(Entries taken from a collection)
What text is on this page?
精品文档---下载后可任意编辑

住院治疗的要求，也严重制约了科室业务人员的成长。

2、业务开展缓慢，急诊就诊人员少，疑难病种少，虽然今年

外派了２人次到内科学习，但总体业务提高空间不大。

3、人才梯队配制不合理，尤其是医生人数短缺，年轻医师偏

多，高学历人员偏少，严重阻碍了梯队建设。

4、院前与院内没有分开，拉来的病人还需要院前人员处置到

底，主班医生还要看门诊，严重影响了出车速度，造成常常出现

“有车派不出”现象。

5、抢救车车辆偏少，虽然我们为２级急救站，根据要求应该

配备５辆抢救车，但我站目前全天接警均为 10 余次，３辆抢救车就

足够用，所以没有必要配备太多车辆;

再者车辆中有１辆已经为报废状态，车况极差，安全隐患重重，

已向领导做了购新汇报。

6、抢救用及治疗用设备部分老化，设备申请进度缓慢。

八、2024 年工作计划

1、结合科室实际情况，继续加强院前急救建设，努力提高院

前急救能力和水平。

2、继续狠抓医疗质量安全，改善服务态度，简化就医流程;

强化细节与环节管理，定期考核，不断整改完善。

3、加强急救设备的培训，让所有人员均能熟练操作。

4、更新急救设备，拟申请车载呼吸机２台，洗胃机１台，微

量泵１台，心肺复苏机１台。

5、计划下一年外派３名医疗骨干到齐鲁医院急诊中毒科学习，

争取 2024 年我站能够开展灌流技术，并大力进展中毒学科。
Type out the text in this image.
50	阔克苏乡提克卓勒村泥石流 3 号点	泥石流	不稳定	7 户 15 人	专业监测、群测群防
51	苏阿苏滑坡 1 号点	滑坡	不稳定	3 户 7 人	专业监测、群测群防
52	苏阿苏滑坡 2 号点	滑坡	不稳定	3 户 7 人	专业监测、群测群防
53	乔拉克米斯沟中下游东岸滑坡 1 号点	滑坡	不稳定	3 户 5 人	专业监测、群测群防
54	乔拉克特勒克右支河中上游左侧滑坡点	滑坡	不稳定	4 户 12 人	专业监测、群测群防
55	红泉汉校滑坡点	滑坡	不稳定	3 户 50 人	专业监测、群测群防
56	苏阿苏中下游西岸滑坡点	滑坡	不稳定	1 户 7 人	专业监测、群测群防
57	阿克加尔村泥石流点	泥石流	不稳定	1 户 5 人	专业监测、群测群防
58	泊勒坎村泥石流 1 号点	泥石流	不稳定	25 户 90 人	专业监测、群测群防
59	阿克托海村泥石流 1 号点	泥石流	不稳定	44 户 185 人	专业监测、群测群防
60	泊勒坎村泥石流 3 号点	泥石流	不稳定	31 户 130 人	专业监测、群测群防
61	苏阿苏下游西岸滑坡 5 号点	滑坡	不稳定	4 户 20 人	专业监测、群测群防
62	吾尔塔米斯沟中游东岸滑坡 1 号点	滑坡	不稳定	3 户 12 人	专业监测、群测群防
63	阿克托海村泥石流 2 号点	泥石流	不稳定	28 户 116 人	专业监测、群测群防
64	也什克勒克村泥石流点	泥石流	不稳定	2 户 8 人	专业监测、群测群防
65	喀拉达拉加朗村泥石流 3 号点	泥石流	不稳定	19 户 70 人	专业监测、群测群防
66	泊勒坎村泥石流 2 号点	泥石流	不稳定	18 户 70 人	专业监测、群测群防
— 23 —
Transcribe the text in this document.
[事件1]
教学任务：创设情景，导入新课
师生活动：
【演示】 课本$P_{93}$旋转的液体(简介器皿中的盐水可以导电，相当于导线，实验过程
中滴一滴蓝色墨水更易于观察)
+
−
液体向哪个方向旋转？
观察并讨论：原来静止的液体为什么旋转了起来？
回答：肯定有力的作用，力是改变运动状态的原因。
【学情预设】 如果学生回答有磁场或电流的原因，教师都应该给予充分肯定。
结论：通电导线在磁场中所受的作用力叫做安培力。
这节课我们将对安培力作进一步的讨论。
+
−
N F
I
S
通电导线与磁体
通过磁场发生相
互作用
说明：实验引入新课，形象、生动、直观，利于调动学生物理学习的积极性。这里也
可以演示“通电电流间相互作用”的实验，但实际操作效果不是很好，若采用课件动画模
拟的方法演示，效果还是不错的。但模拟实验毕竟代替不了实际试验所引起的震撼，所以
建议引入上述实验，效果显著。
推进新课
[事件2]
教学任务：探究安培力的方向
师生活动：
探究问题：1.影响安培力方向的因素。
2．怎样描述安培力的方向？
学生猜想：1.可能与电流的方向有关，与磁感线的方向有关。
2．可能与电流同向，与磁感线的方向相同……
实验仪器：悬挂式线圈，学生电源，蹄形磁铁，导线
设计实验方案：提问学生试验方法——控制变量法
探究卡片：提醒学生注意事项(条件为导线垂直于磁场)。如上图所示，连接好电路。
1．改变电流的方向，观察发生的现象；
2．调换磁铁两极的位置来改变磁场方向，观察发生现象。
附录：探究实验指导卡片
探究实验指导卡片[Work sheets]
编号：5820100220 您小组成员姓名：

OBJECTIVE:
Write out every line of the preceding listing that contains "泊勒坎村泥石流".

RESPONSE TO THIS EXERCISE:
58	泊勒坎村泥石流 1 号点	泥石流	不稳定	25 户 90 人	专业监测、群测群防
60	泊勒坎村泥石流 3 号点	泥石流	不稳定	31 户 130 人	专业监测、群测群防
66	泊勒坎村泥石流 2 号点	泥石流	不稳定	18 户 70 人	专业监测、群测群防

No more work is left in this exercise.